■ **Aim of the task**: Output every item below verbatim, line by line, and leave the pictures out of your answer.

■ **Data**:
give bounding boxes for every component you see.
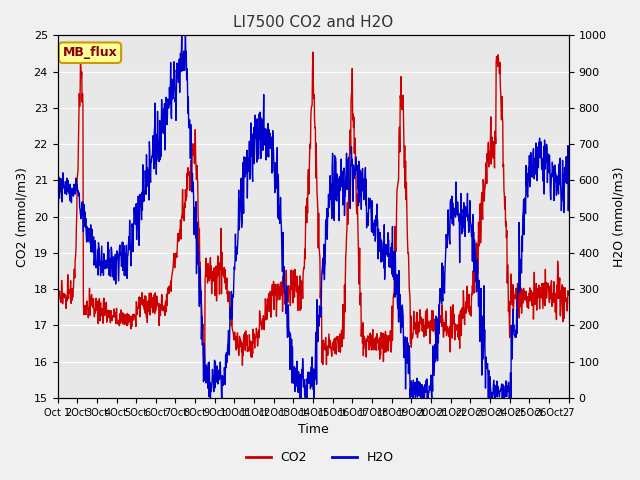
H2O bbox=[565, 168, 573, 173]
H2O bbox=[337, 165, 344, 170]
H2O bbox=[387, 258, 395, 264]
CO2 bbox=[201, 375, 209, 381]
Title: LI7500 CO2 and H2O: LI7500 CO2 and H2O bbox=[233, 15, 393, 30]
H2O bbox=[493, 394, 501, 400]
CO2 bbox=[309, 49, 317, 55]
CO2 bbox=[480, 185, 488, 191]
CO2 bbox=[387, 349, 395, 355]
H2O bbox=[54, 192, 61, 198]
CO2 bbox=[565, 292, 573, 298]
CO2 bbox=[337, 334, 344, 340]
H2O bbox=[207, 395, 214, 401]
Legend: CO2, H2O: CO2, H2O bbox=[241, 446, 399, 469]
H2O bbox=[480, 283, 488, 288]
Y-axis label: H2O (mmol/m3): H2O (mmol/m3) bbox=[612, 167, 625, 267]
Y-axis label: CO2 (mmol/m3): CO2 (mmol/m3) bbox=[15, 167, 28, 266]
CO2 bbox=[493, 55, 501, 60]
CO2 bbox=[54, 295, 61, 301]
Text: MB_flux: MB_flux bbox=[63, 46, 117, 59]
H2O bbox=[178, 33, 186, 38]
H2O bbox=[257, 115, 265, 121]
CO2 bbox=[532, 289, 540, 295]
Line: H2O: H2O bbox=[58, 36, 569, 398]
X-axis label: Time: Time bbox=[298, 423, 328, 436]
CO2 bbox=[257, 322, 265, 327]
H2O bbox=[532, 167, 540, 173]
Line: CO2: CO2 bbox=[58, 52, 569, 378]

■ **Solution to this problem**:
give bounding boxes for every component you see.
H2O bbox=[565, 168, 573, 173]
H2O bbox=[337, 165, 344, 170]
H2O bbox=[387, 258, 395, 264]
CO2 bbox=[201, 375, 209, 381]
Title: LI7500 CO2 and H2O: LI7500 CO2 and H2O bbox=[233, 15, 393, 30]
H2O bbox=[493, 394, 501, 400]
CO2 bbox=[309, 49, 317, 55]
CO2 bbox=[480, 185, 488, 191]
CO2 bbox=[387, 349, 395, 355]
H2O bbox=[54, 192, 61, 198]
CO2 bbox=[565, 292, 573, 298]
CO2 bbox=[337, 334, 344, 340]
H2O bbox=[207, 395, 214, 401]
Legend: CO2, H2O: CO2, H2O bbox=[241, 446, 399, 469]
H2O bbox=[480, 283, 488, 288]
Y-axis label: H2O (mmol/m3): H2O (mmol/m3) bbox=[612, 167, 625, 267]
Y-axis label: CO2 (mmol/m3): CO2 (mmol/m3) bbox=[15, 167, 28, 266]
CO2 bbox=[493, 55, 501, 60]
CO2 bbox=[54, 295, 61, 301]
Text: MB_flux: MB_flux bbox=[63, 46, 117, 59]
H2O bbox=[178, 33, 186, 38]
H2O bbox=[257, 115, 265, 121]
CO2 bbox=[532, 289, 540, 295]
Line: H2O: H2O bbox=[58, 36, 569, 398]
X-axis label: Time: Time bbox=[298, 423, 328, 436]
CO2 bbox=[257, 322, 265, 327]
H2O bbox=[532, 167, 540, 173]
Line: CO2: CO2 bbox=[58, 52, 569, 378]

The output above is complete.